TO DO:
**a)** In the mailing list excerpt, which errata number of the IDT 89H32H8G3-YC corresponds to the false ACS source violation?
**b)** Write out everything from "occurs when we" down to "be made IDT-specific." in the mailing list excerpt, switching "enumerate" to "scan".

SOURCE EXTRACT:
** start **
If I understand correctly, the problem (the ACS source violation)
occurs when we enumerate a device below an IDT switch.  We enumerate
a switch before we enumerate any devices under the switch, so I don't
understand why this can't be made IDT-specific.

> > The purpose of the pci_bus_read_dev_vendor_id() path is to support the
> > Configuration Request Retry Status feature (see PCIe r3.1, sec 2.3.2),
> > which works by special handling of config reads of the Vendor ID after
> > a reset.  Normally, that Vendor ID read would be the first access to
> > a device when we enumerate it.
> >
> > This patch adds config reads and writes of the ACS capability *before*
> > the Vendor ID read.  At that point we don't even know whether the
> > device exists.  If it doesn't exist, pci_find_ext_capability() would
> > read 0xffffffff data, and it probably fails reasonably gracefully.
> >
> > But if the device *does* exist, I think this patch breaks the CRS
> > Software Visibility feature.  Without this patch, we try to read
> > Vendor ID, and the device may return a CRS Completion Status.  If CRS
> > visibility is enabled, the root complex may complete the request by
> > returning 0x0001 for the Vendor ID, in which case we sleep and try
> > again later.
> >
> > With this patch, we first try to read the ACS capability.  If the
> > device returns a CRS Completion Status, the root complex is required
> > to reissue the config request.  This is the required behavior
> > regardless of whether CRS Software Visibility is enabled, so I think
> > this effectively disables that feature.
> 
> The workaround (acs reading etc) is applied to root port or downstream port.
> and pci_bus_read_dev_vendor_id() is for reading vendorid of device
> under that root port or downstream port.

OK, I see what you're saying: pci_std_enable_acs_sv() twiddles the ACS
capability of the upstream bridge when we're enumerating a device
*below* the bridge.  Since the bridge has already been enumerated,
we've already read its Vendor ID, so looking up its ACS capability
should not cause any CRS completions.

Still, I think all this fiddling around with the ACS capability is too
intrusive for non-IDT devices.  Caching the ACS capability location
would help a little bit, but it's still too much in my opinion.

If ACS is broken on the IDT switch, one obvious possibility is a quirk
to disable use of ACS on those switches.

The current patch appears to penalize everybody for the sins of IDT,
which I'd like to avoid.

Bjorn
Bjorn Helgaas June 13, 2017, 10:14 p.m. UTC | #5
On Tue, Jun 13, 2017 at 02:30:55PM -0400, james puthukattukaran wrote:
> On 6/13/2017 1:00 PM, Yinghai Lu wrote:
> >On Mon, Jun 12, 2017 at 2:48 PM, Bjorn Helgaas <helgaas@kernel.org> wrote:
> >>On Fri, Jun 09, 2017 at 04:16:17PM -0700, Yinghai Lu wrote:
> >>>From: James Puthukattukaran <james.puthukattukaran@oracle.com>
> >>>
> >>>The IDT switch incorrectly flags an ACS source violation on a read config
> >>>request to an end point device on the completion (IDT 89H32H8G3-YC,
> >>>errata #36) even though the PCI Express spec states that completions are
> >>>never affected by ACS source violation (PCI Spec 3.1, Section 6.12.1.1).
** end **
ENTRIES SHOWN:
** start **
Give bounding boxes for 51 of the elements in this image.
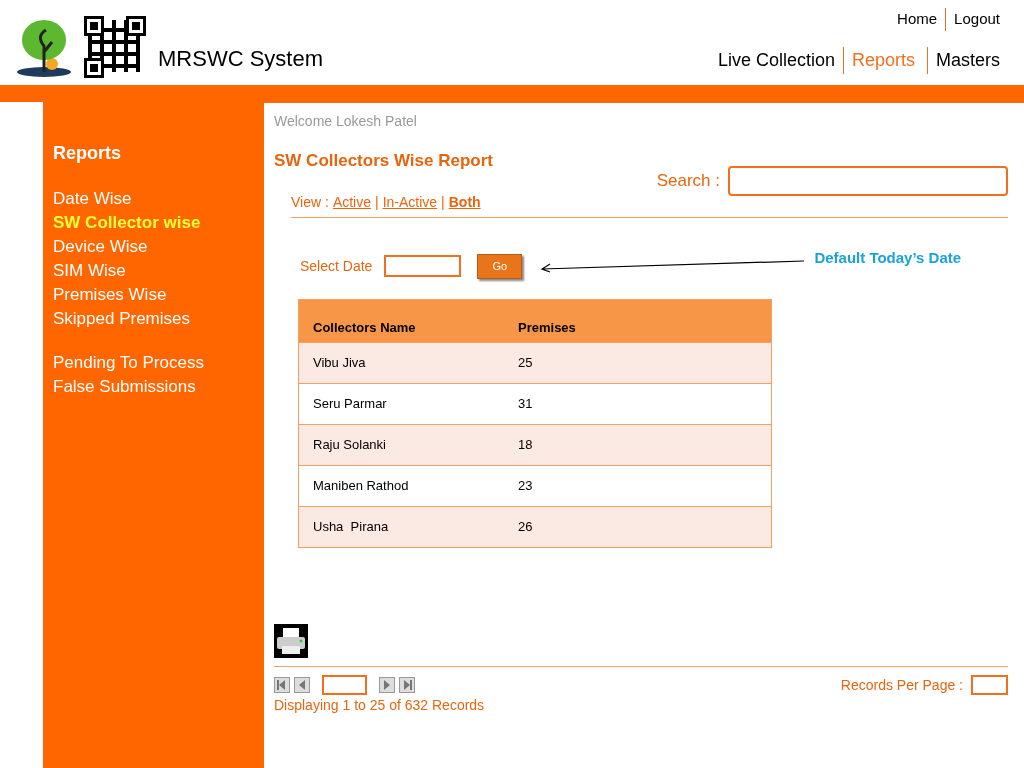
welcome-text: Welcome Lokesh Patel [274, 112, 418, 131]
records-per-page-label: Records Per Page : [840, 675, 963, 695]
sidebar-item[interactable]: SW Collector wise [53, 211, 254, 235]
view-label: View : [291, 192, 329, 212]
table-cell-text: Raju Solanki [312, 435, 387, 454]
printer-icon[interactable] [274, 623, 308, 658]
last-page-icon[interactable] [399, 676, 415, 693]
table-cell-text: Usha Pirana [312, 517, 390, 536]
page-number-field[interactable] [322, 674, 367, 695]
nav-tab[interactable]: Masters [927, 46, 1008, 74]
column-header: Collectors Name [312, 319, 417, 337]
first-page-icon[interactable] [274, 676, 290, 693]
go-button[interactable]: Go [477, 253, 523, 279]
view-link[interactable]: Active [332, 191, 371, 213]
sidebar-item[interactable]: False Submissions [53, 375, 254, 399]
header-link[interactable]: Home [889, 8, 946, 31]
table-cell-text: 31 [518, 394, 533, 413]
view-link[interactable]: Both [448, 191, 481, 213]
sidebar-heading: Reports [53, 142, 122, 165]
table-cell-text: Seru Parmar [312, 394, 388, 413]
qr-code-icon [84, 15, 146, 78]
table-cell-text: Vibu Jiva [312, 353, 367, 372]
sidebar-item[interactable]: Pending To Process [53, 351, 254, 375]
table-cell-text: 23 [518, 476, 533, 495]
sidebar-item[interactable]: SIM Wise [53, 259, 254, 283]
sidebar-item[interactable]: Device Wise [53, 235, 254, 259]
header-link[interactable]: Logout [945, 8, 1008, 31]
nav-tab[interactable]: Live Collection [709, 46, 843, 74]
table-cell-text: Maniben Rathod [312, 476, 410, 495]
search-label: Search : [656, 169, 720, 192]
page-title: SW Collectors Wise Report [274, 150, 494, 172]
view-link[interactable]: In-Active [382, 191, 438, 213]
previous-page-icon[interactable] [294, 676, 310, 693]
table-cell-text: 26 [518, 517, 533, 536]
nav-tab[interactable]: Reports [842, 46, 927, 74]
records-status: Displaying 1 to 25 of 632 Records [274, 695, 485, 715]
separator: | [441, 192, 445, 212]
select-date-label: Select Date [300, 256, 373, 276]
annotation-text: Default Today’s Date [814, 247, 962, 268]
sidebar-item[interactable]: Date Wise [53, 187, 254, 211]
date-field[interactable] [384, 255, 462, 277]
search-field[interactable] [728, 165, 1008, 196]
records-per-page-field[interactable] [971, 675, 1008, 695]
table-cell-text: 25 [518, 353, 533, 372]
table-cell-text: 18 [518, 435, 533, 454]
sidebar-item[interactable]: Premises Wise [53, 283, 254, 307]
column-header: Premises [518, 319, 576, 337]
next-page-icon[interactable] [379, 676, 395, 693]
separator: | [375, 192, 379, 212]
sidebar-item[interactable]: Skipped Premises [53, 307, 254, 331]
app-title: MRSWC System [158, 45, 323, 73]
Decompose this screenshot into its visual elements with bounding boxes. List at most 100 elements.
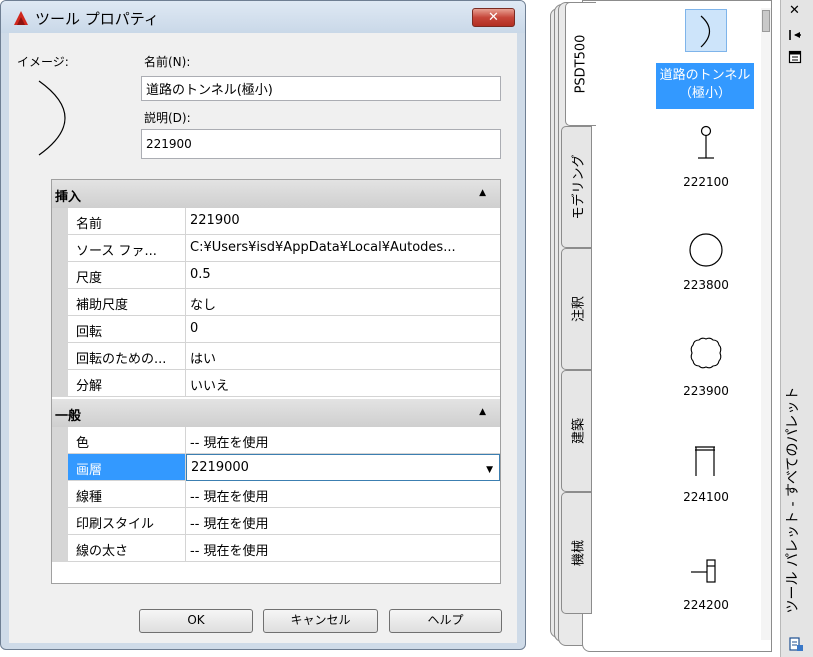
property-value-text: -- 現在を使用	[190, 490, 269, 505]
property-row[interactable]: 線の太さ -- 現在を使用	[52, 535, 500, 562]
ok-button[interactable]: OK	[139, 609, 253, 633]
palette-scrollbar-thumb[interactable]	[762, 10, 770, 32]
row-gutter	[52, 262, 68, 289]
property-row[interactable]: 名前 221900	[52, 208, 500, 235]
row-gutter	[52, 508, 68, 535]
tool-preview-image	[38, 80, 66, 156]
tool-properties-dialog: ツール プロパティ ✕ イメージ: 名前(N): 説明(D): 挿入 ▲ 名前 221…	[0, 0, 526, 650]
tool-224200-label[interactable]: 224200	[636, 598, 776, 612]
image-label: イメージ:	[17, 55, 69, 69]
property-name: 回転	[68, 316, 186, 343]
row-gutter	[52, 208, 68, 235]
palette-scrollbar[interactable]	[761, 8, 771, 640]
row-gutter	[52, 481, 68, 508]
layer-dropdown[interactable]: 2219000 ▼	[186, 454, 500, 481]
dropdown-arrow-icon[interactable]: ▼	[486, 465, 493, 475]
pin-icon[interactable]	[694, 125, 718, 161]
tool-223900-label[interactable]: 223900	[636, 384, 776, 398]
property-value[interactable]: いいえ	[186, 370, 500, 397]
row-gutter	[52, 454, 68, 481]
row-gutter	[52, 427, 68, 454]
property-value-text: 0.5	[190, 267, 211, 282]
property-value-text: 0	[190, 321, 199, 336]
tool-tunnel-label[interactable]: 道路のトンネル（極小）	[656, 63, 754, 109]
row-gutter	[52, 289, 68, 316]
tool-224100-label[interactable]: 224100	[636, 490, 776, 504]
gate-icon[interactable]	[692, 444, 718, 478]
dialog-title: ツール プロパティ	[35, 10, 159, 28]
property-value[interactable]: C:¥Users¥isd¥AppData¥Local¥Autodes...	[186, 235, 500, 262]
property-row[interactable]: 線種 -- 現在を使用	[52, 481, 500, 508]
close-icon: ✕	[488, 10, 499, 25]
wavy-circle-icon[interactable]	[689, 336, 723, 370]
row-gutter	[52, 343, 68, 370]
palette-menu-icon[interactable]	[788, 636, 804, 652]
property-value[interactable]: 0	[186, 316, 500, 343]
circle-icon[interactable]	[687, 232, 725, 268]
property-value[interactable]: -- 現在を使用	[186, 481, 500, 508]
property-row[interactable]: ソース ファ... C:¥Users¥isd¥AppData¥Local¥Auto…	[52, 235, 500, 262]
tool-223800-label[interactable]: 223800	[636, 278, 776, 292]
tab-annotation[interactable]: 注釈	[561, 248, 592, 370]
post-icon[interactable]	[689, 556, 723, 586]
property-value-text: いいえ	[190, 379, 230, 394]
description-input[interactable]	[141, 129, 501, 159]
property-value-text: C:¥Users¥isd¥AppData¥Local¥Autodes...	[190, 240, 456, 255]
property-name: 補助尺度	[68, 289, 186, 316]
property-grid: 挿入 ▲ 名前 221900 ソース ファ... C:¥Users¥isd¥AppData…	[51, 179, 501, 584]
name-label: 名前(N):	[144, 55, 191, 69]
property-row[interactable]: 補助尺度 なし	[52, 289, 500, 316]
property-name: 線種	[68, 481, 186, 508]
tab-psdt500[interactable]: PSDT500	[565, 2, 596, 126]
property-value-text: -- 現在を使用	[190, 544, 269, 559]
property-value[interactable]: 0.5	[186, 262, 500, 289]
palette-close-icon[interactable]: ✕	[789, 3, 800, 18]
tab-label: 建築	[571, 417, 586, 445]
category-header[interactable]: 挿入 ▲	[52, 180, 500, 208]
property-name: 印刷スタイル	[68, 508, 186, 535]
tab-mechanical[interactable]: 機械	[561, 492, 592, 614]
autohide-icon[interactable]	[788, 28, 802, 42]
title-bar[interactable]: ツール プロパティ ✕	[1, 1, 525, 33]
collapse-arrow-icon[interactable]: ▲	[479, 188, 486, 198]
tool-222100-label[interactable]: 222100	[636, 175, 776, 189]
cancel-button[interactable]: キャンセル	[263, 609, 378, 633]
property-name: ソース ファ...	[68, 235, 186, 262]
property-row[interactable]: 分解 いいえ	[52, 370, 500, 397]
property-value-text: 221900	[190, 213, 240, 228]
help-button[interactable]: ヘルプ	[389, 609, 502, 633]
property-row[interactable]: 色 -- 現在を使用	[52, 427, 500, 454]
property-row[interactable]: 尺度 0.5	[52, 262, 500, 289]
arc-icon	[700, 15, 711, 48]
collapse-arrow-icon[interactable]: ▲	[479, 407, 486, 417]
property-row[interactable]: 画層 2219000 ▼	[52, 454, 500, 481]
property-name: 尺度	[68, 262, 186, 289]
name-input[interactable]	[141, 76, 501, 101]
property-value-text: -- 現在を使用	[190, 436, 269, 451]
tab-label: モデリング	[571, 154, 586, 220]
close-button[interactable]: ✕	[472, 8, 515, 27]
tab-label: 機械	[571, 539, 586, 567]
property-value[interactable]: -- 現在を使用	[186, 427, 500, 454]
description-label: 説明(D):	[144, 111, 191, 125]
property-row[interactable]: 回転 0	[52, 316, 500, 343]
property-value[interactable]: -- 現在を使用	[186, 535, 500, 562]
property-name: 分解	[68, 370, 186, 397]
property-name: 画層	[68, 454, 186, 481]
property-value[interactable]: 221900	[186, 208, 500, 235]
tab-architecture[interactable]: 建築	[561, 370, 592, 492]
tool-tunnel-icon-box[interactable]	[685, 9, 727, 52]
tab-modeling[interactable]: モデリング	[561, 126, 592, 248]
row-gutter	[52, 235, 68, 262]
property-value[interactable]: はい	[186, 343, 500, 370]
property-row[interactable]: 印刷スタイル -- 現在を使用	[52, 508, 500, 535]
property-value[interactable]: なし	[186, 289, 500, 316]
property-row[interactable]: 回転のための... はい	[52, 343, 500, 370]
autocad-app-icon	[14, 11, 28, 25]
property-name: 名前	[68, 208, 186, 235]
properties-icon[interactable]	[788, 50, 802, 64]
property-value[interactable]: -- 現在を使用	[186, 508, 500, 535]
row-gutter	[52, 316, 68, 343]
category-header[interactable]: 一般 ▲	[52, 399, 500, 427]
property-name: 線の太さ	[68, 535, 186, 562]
** end **
RESPONSES BY TASK:
**a)** Errata #36

**b)**
occurs when we scan a device below an IDT switch.  We scan
a switch before we scan any devices under the switch, so I don't
understand why this can't be made IDT-specific.